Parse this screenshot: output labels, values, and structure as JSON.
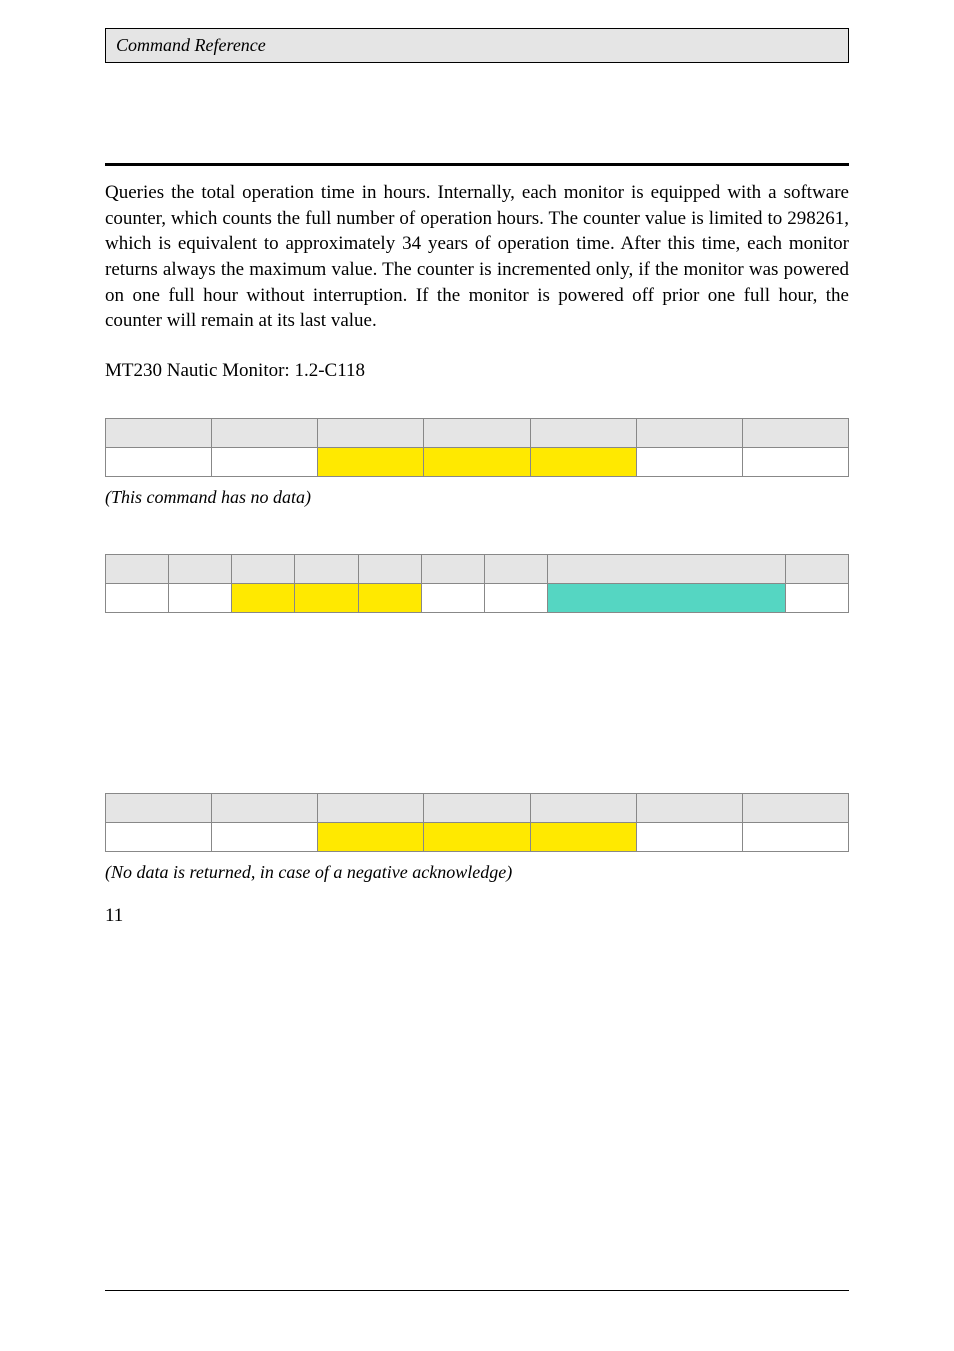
{
  "header": {
    "title": "Command Reference"
  },
  "section": {
    "description": "Queries the total operation time in hours. Internally, each monitor is equipped with a software counter, which counts the full number of operation hours. The counter value is limited to 298261, which is equivalent to approximately 34 years of operation time. After this time, each monitor returns always the maximum value. The counter is incremented only, if the monitor was powered on one full hour without interruption. If the monitor is powered off prior one full hour, the counter will remain at its last value.",
    "firmware_line": "MT230 Nautic Monitor: 1.2-C118"
  },
  "tables": {
    "t1": {
      "caption": "(This command has no data)",
      "headers": [
        "",
        "",
        "",
        "",
        "",
        "",
        ""
      ],
      "cells": [
        "",
        "",
        "",
        "",
        "",
        "",
        ""
      ]
    },
    "t2": {
      "headers": [
        "",
        "",
        "",
        "",
        "",
        "",
        "",
        "",
        ""
      ],
      "cells": [
        "",
        "",
        "",
        "",
        "",
        "",
        "",
        "",
        ""
      ]
    },
    "t3": {
      "caption": "(No data is returned, in case of a negative acknowledge)",
      "headers": [
        "",
        "",
        "",
        "",
        "",
        "",
        ""
      ],
      "cells": [
        "",
        "",
        "",
        "",
        "",
        "",
        ""
      ]
    }
  },
  "page_number": "11"
}
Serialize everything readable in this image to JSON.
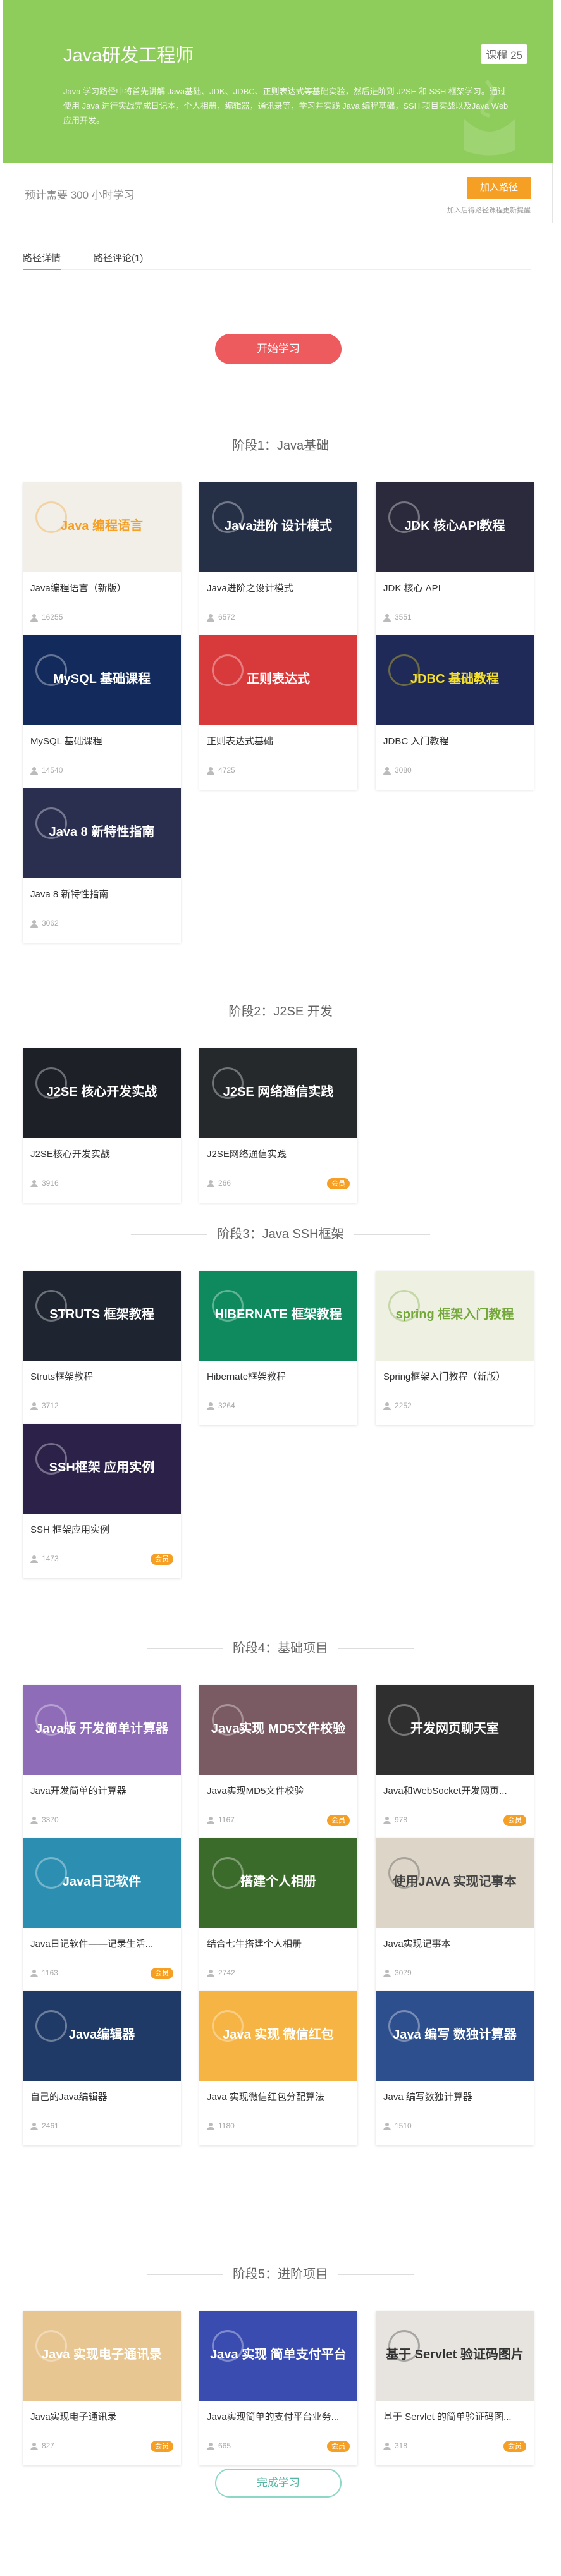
{
  "header": {
    "title": "Java研发工程师",
    "course_count": "课程 25",
    "description": "Java 学习路径中将首先讲解 Java基础、JDK、JDBC、正则表达式等基础实验，然后进阶到 J2SE 和 SSH 框架学习。通过使用 Java 进行实战完成日记本，个人相册，编辑器，通讯录等，学习并实践 Java 编程基础，SSH 项目实战以及Java Web 应用开发。"
  },
  "plan": {
    "text": "预计需要 300 小时学习",
    "join_label": "加入路径",
    "join_note": "加入后得路径课程更新提醒"
  },
  "tabs": [
    {
      "label": "路径详情",
      "active": true
    },
    {
      "label": "路径评论(1)",
      "active": false
    }
  ],
  "start_label": "开始学习",
  "finish_label": "完成学习",
  "vip_label": "会员",
  "stages": [
    {
      "title": "阶段1：Java基础",
      "courses": [
        {
          "name": "Java编程语言（新版）",
          "count": "16255",
          "vip": false,
          "bg": "#f1efe8",
          "fg": "#f5a024",
          "thumb_text": "Java 编程语言",
          "icon": "java-cup-icon"
        },
        {
          "name": "Java进阶之设计模式",
          "count": "6572",
          "vip": false,
          "bg": "#253047",
          "fg": "#ffffff",
          "thumb_text": "Java进阶 设计模式",
          "icon": "bird-icon"
        },
        {
          "name": "JDK 核心 API",
          "count": "3551",
          "vip": false,
          "bg": "#2b2a3c",
          "fg": "#ffffff",
          "thumb_text": "JDK 核心API教程",
          "icon": "java-cup-icon"
        },
        {
          "name": "MySQL 基础课程",
          "count": "14540",
          "vip": false,
          "bg": "#132a5c",
          "fg": "#ffffff",
          "thumb_text": "MySQL 基础课程",
          "icon": "database-icon"
        },
        {
          "name": "正则表达式基础",
          "count": "4725",
          "vip": false,
          "bg": "#d83a3c",
          "fg": "#ffffff",
          "thumb_text": "正则表达式",
          "icon": "regex-icon"
        },
        {
          "name": "JDBC 入门教程",
          "count": "3080",
          "vip": false,
          "bg": "#1f2a58",
          "fg": "#f6e02a",
          "thumb_text": "JDBC 基础教程",
          "icon": "jdbc-icon"
        },
        {
          "name": "Java 8 新特性指南",
          "count": "3062",
          "vip": false,
          "bg": "#2a2f50",
          "fg": "#ffffff",
          "thumb_text": "Java 8 新特性指南",
          "icon": "rocket-icon"
        }
      ]
    },
    {
      "title": "阶段2：J2SE 开发",
      "courses": [
        {
          "name": "J2SE核心开发实战",
          "count": "3916",
          "vip": false,
          "bg": "#1d2027",
          "fg": "#ffffff",
          "thumb_text": "J2SE 核心开发实战",
          "icon": "java-cup-icon"
        },
        {
          "name": "J2SE网络通信实践",
          "count": "266",
          "vip": true,
          "bg": "#25292b",
          "fg": "#ffffff",
          "thumb_text": "J2SE 网络通信实践",
          "icon": "java-cup-icon"
        }
      ]
    },
    {
      "title": "阶段3：Java SSH框架",
      "courses": [
        {
          "name": "Struts框架教程",
          "count": "3712",
          "vip": false,
          "bg": "#1e2430",
          "fg": "#ffffff",
          "thumb_text": "STRUTS 框架教程",
          "icon": "struts-icon"
        },
        {
          "name": "Hibernate框架教程",
          "count": "3264",
          "vip": false,
          "bg": "#0f8a5e",
          "fg": "#ffffff",
          "thumb_text": "HIBERNATE 框架教程",
          "icon": "hibernate-icon"
        },
        {
          "name": "Spring框架入门教程（新版）",
          "count": "2252",
          "vip": false,
          "bg": "#eef0e2",
          "fg": "#73a839",
          "thumb_text": "spring 框架入门教程",
          "icon": "spring-leaf-icon"
        },
        {
          "name": "SSH 框架应用实例",
          "count": "1473",
          "vip": true,
          "bg": "#2b2149",
          "fg": "#ffffff",
          "thumb_text": "SSH框架 应用实例",
          "icon": "ssh-icon"
        }
      ]
    },
    {
      "title": "阶段4：基础项目",
      "courses": [
        {
          "name": "Java开发简单的计算器",
          "count": "3370",
          "vip": false,
          "bg": "#8f6cb8",
          "fg": "#ffffff",
          "thumb_text": "Java版 开发简单计算器",
          "icon": "calculator-icon"
        },
        {
          "name": "Java实现MD5文件校验",
          "count": "1167",
          "vip": true,
          "bg": "#7a5a63",
          "fg": "#ffffff",
          "thumb_text": "Java实现 MD5文件校验",
          "icon": "lock-icon"
        },
        {
          "name": "Java和WebSocket开发网页...",
          "count": "978",
          "vip": true,
          "bg": "#2f2f2f",
          "fg": "#ffffff",
          "thumb_text": "开发网页聊天室",
          "icon": "html5-icon"
        },
        {
          "name": "Java日记软件——记录生活...",
          "count": "1163",
          "vip": true,
          "bg": "#2c8fb2",
          "fg": "#ffffff",
          "thumb_text": "Java日记软件",
          "icon": "notebook-icon"
        },
        {
          "name": "结合七牛搭建个人相册",
          "count": "2742",
          "vip": false,
          "bg": "#3b6b2a",
          "fg": "#ffffff",
          "thumb_text": "搭建个人相册",
          "icon": "photo-icon"
        },
        {
          "name": "Java实现记事本",
          "count": "3079",
          "vip": false,
          "bg": "#ddd6c8",
          "fg": "#444444",
          "thumb_text": "使用JAVA 实现记事本",
          "icon": "notepad-icon"
        },
        {
          "name": "自己的Java编辑器",
          "count": "2461",
          "vip": false,
          "bg": "#1f3a66",
          "fg": "#ffffff",
          "thumb_text": "Java编辑器",
          "icon": "editor-icon"
        },
        {
          "name": "Java 实现微信红包分配算法",
          "count": "1180",
          "vip": false,
          "bg": "#f6b445",
          "fg": "#ffffff",
          "thumb_text": "Java 实现 微信红包",
          "icon": "redpacket-icon"
        },
        {
          "name": "Java 编写数独计算器",
          "count": "1510",
          "vip": false,
          "bg": "#2e4f8e",
          "fg": "#ffffff",
          "thumb_text": "Java 编写 数独计算器",
          "icon": "sudoku-icon"
        }
      ]
    },
    {
      "title": "阶段5：进阶项目",
      "courses": [
        {
          "name": "Java实现电子通讯录",
          "count": "827",
          "vip": true,
          "bg": "#e8c692",
          "fg": "#ffffff",
          "thumb_text": "Java 实现电子通讯录",
          "icon": "phone-icon"
        },
        {
          "name": "Java实现简单的支付平台业务...",
          "count": "665",
          "vip": true,
          "bg": "#3b4cb0",
          "fg": "#ffffff",
          "thumb_text": "Java 实现 简单支付平台",
          "icon": "wallet-icon"
        },
        {
          "name": "基于 Servlet 的简单验证码图...",
          "count": "318",
          "vip": true,
          "bg": "#e7e3df",
          "fg": "#333333",
          "thumb_text": "基于 Servlet 验证码图片",
          "icon": "printer-icon"
        }
      ]
    }
  ]
}
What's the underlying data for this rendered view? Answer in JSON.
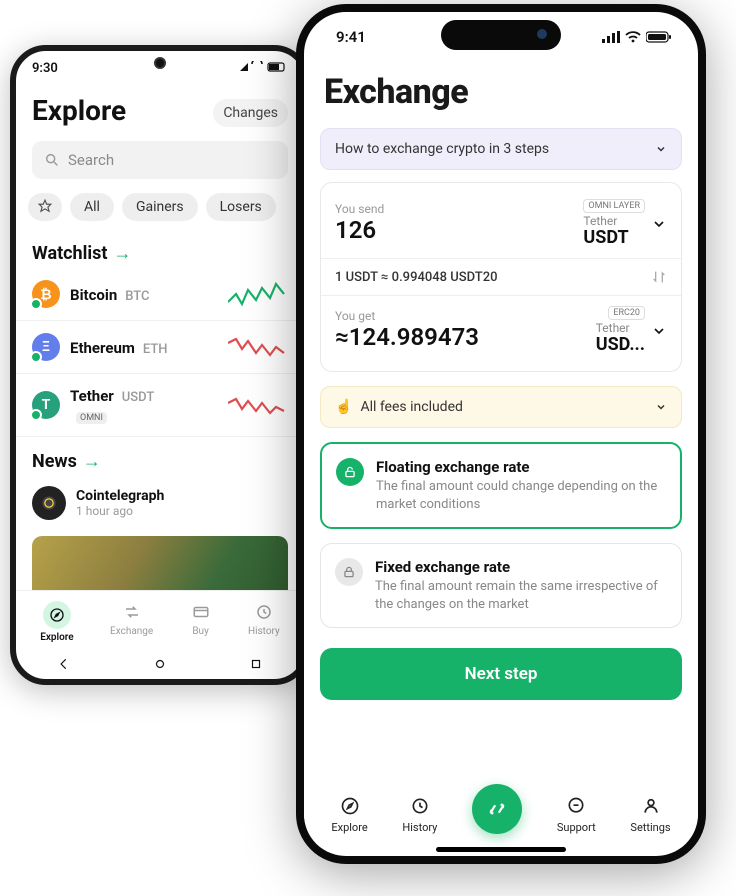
{
  "left_phone": {
    "time": "9:30",
    "title": "Explore",
    "changes_label": "Changes",
    "search_placeholder": "Search",
    "pills": {
      "all": "All",
      "gainers": "Gainers",
      "losers": "Losers"
    },
    "watchlist_title": "Watchlist",
    "coins": [
      {
        "name": "Bitcoin",
        "sym": "BTC",
        "color": "#f7931a",
        "letter": "₿",
        "spark_color": "#17b26a"
      },
      {
        "name": "Ethereum",
        "sym": "ETH",
        "color": "#627eea",
        "letter": "Ξ",
        "spark_color": "#e04f4f"
      },
      {
        "name": "Tether",
        "sym": "USDT",
        "color": "#26a17b",
        "letter": "T",
        "spark_color": "#e04f4f",
        "badge": "OMNI"
      }
    ],
    "news_title": "News",
    "news": {
      "source": "Cointelegraph",
      "time": "1 hour ago"
    },
    "tabs": [
      "Explore",
      "Exchange",
      "Buy",
      "History"
    ]
  },
  "right_phone": {
    "time": "9:41",
    "title": "Exchange",
    "howto_text": "How to exchange crypto in 3 steps",
    "send": {
      "label": "You send",
      "value": "126",
      "network": "OMNI LAYER",
      "token_name": "Tether",
      "token_sym": "USDT"
    },
    "rate_text": "1 USDT ≈ 0.994048 USDT20",
    "get": {
      "label": "You get",
      "value": "≈124.989473",
      "network": "ERC20",
      "token_name": "Tether",
      "token_sym": "USD..."
    },
    "fees_text": "All fees included",
    "rate_options": {
      "floating": {
        "title": "Floating exchange rate",
        "desc": "The final amount could change depending on the market conditions"
      },
      "fixed": {
        "title": "Fixed exchange rate",
        "desc": "The final amount remain the same irrespective of the changes on the market"
      }
    },
    "next_label": "Next step",
    "tabs": [
      "Explore",
      "History",
      "Support",
      "Settings"
    ]
  }
}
◇ ◇ ◇ ◇ ◇
Task statement – Filter the listing above for the string "final" and copy every matching line.

The response –
        "desc": "The final amount could change depending on the market conditions"
        "desc": "The final amount remain the same irrespective of the changes on the market"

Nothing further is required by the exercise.